> _PROBLEM REQUIREMENTS_: Rewrite the records from the first line through the line with "1067, 540, 1073]", changing "expand-icon" to "plus-icon" and leaving everything else the same.

> _RECORDS FOR PROCESSING_:
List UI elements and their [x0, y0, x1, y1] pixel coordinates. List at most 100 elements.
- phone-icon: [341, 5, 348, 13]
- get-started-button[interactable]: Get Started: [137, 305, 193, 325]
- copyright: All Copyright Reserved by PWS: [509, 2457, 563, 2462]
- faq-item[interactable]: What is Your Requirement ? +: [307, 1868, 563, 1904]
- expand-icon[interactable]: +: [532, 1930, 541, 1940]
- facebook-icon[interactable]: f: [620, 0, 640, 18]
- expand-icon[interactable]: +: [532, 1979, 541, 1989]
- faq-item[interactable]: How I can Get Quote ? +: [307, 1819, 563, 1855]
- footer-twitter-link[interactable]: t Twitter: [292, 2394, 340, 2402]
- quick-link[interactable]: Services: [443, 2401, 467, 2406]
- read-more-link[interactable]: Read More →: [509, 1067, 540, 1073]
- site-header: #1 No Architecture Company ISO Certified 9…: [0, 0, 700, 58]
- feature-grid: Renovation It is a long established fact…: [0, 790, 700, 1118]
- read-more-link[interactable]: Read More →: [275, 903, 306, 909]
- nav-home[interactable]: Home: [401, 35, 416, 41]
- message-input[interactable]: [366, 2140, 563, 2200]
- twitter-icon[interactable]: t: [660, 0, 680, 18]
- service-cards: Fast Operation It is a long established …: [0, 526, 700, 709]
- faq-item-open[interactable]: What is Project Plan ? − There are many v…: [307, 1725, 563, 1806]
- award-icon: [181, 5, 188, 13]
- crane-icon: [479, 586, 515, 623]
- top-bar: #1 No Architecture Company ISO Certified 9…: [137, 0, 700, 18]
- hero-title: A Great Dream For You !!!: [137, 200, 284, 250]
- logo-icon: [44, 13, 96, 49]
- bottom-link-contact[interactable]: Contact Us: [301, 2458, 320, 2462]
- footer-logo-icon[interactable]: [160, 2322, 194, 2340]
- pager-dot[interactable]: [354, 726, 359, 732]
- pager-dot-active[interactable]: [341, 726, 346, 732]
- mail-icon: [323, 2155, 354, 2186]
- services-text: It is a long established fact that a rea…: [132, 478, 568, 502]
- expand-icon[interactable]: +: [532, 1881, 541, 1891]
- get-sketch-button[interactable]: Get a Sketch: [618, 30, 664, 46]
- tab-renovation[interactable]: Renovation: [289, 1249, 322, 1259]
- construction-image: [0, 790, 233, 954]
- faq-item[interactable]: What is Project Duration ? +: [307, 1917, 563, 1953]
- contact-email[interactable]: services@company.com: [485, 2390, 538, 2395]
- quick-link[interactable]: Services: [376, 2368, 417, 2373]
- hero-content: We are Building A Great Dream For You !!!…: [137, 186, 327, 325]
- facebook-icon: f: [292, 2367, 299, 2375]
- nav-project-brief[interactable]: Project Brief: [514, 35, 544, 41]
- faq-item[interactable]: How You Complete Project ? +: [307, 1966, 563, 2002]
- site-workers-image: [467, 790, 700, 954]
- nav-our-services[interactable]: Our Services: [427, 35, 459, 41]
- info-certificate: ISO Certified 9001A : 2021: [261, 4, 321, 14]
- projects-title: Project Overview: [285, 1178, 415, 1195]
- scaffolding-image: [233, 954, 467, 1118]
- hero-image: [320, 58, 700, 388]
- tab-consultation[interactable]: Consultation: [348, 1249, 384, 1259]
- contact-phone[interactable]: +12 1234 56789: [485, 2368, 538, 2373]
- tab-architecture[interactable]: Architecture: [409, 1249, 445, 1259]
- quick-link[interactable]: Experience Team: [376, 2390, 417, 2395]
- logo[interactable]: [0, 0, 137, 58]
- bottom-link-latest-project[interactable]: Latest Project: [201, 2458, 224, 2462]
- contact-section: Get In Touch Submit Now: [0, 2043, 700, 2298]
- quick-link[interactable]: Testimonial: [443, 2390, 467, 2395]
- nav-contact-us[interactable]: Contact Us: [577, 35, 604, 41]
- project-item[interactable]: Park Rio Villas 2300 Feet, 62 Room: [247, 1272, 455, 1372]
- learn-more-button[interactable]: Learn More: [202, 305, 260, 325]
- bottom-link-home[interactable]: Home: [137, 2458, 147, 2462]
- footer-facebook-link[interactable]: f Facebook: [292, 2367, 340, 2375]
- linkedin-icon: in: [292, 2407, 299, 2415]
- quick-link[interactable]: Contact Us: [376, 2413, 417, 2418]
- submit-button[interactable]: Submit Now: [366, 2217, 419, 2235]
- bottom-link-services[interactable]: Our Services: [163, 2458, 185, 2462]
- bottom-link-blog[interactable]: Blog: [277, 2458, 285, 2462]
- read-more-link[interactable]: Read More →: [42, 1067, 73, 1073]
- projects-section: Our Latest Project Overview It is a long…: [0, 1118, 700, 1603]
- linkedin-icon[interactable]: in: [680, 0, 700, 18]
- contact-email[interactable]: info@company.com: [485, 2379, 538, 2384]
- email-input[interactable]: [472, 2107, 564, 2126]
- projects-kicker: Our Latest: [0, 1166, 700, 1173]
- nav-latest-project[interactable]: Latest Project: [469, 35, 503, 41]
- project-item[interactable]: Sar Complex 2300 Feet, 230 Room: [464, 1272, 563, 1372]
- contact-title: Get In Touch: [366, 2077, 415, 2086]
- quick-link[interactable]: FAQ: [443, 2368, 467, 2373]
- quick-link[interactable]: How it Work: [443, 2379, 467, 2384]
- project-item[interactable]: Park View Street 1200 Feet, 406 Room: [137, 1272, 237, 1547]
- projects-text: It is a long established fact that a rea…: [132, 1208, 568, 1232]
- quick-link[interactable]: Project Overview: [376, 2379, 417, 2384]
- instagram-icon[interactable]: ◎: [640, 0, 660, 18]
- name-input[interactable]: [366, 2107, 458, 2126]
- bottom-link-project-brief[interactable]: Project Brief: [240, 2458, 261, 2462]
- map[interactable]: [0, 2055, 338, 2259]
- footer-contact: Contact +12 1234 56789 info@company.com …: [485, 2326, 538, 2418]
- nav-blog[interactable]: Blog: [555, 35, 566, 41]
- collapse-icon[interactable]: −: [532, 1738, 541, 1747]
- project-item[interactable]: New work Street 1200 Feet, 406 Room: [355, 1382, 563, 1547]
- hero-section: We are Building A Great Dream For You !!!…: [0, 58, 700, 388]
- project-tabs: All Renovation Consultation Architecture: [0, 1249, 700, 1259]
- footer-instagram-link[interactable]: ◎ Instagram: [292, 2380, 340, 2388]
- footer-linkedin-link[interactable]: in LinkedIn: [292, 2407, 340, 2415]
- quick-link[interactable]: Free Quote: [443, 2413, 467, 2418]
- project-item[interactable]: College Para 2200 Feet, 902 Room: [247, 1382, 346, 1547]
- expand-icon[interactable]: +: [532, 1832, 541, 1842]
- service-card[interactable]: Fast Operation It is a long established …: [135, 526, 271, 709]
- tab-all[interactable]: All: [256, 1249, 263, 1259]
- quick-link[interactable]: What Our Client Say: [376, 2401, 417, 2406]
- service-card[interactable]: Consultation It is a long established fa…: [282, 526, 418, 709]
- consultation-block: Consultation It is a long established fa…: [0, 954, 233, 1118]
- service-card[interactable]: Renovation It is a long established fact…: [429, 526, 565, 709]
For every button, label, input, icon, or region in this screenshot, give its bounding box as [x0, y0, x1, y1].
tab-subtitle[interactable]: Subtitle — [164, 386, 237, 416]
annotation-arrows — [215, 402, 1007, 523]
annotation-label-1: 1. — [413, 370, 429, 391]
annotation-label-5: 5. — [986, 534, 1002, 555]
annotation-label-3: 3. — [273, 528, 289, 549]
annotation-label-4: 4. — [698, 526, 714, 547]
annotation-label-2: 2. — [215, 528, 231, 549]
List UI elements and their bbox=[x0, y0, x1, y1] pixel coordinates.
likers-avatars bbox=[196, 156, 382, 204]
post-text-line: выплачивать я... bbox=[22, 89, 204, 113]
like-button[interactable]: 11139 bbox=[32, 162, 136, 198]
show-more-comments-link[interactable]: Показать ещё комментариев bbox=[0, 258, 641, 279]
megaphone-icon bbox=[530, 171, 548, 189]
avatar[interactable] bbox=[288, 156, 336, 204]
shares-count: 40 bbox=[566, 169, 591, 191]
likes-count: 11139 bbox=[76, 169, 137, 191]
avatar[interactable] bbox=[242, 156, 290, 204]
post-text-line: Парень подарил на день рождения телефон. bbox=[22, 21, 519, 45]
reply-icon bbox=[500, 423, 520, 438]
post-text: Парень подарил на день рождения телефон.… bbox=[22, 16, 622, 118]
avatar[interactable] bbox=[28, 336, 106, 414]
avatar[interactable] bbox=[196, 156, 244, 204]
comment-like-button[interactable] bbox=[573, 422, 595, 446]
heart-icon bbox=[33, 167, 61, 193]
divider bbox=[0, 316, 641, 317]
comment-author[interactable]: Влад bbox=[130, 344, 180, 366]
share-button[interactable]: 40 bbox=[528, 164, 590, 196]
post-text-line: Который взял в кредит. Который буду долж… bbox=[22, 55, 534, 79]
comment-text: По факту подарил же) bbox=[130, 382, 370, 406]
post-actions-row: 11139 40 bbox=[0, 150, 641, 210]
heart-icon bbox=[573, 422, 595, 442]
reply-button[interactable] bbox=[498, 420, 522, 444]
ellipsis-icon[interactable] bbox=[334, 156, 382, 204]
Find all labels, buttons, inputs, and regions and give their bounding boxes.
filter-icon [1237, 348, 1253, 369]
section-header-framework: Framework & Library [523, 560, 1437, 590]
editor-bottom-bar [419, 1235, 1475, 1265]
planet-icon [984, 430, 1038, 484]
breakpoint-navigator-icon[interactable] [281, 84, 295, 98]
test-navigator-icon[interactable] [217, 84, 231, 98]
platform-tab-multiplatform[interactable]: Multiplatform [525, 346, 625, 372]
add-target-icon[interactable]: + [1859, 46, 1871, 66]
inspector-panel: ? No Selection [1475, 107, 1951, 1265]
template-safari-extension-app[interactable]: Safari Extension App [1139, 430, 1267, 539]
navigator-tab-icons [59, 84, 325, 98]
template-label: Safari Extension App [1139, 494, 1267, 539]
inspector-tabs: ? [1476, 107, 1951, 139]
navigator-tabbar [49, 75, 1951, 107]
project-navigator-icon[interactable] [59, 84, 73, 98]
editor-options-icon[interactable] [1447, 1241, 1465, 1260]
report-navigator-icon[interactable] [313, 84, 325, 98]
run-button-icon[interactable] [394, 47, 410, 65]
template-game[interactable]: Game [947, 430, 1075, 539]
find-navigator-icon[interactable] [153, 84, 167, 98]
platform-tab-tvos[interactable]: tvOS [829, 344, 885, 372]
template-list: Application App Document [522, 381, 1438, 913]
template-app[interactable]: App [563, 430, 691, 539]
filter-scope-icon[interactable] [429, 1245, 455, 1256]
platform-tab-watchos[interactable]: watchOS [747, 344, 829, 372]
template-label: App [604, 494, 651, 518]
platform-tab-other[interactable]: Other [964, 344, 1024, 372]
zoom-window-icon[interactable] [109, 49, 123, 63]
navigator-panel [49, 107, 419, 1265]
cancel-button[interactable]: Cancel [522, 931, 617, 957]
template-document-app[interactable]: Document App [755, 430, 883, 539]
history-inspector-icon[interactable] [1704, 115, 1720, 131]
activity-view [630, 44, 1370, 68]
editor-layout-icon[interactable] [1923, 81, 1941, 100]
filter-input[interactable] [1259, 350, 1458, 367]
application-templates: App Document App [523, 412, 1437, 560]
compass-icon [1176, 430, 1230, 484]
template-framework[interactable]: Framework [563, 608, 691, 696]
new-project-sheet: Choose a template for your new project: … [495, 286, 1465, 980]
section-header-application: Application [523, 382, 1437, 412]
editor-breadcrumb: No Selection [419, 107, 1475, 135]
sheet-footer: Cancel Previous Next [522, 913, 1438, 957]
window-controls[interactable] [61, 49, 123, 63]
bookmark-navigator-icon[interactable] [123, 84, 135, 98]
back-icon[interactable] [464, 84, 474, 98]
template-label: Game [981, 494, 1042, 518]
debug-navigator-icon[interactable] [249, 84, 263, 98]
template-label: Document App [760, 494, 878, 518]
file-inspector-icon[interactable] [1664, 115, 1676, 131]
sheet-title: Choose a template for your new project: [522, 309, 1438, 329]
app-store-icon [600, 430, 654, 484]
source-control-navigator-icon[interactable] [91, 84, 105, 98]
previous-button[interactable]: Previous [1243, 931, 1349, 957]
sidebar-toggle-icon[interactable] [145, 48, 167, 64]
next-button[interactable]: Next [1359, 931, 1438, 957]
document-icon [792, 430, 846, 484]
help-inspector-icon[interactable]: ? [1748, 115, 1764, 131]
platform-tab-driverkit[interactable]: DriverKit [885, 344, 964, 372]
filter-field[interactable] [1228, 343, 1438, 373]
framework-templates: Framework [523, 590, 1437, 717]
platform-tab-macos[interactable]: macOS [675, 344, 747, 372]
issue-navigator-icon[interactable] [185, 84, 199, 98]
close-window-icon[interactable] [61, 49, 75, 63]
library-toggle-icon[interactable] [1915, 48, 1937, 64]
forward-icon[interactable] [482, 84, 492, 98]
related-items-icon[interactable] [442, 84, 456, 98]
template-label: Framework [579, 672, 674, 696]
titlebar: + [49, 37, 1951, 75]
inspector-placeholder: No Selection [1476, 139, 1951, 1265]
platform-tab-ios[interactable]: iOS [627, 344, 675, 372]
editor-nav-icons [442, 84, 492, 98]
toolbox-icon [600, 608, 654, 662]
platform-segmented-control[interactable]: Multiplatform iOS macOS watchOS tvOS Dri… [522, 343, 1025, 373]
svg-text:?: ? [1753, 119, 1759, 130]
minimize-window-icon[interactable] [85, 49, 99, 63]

> _WRITTEN RESPONSE_:
List UI elements and their [x0, y0, x1, y1] pixel coordinates. List at most 100 elements.
- phone-icon: [341, 5, 348, 13]
- get-started-button[interactable]: Get Started: [137, 305, 193, 325]
- copyright: All Copyright Reserved by PWS: [509, 2457, 563, 2462]
- faq-item[interactable]: What is Your Requirement ? +: [307, 1868, 563, 1904]
- plus-icon[interactable]: +: [532, 1930, 541, 1940]
- facebook-icon[interactable]: f: [620, 0, 640, 18]
- plus-icon[interactable]: +: [532, 1979, 541, 1989]
- faq-item[interactable]: How I can Get Quote ? +: [307, 1819, 563, 1855]
- footer-twitter-link[interactable]: t Twitter: [292, 2394, 340, 2402]
- quick-link[interactable]: Services: [443, 2401, 467, 2406]
- read-more-link[interactable]: Read More →: [509, 1067, 540, 1073]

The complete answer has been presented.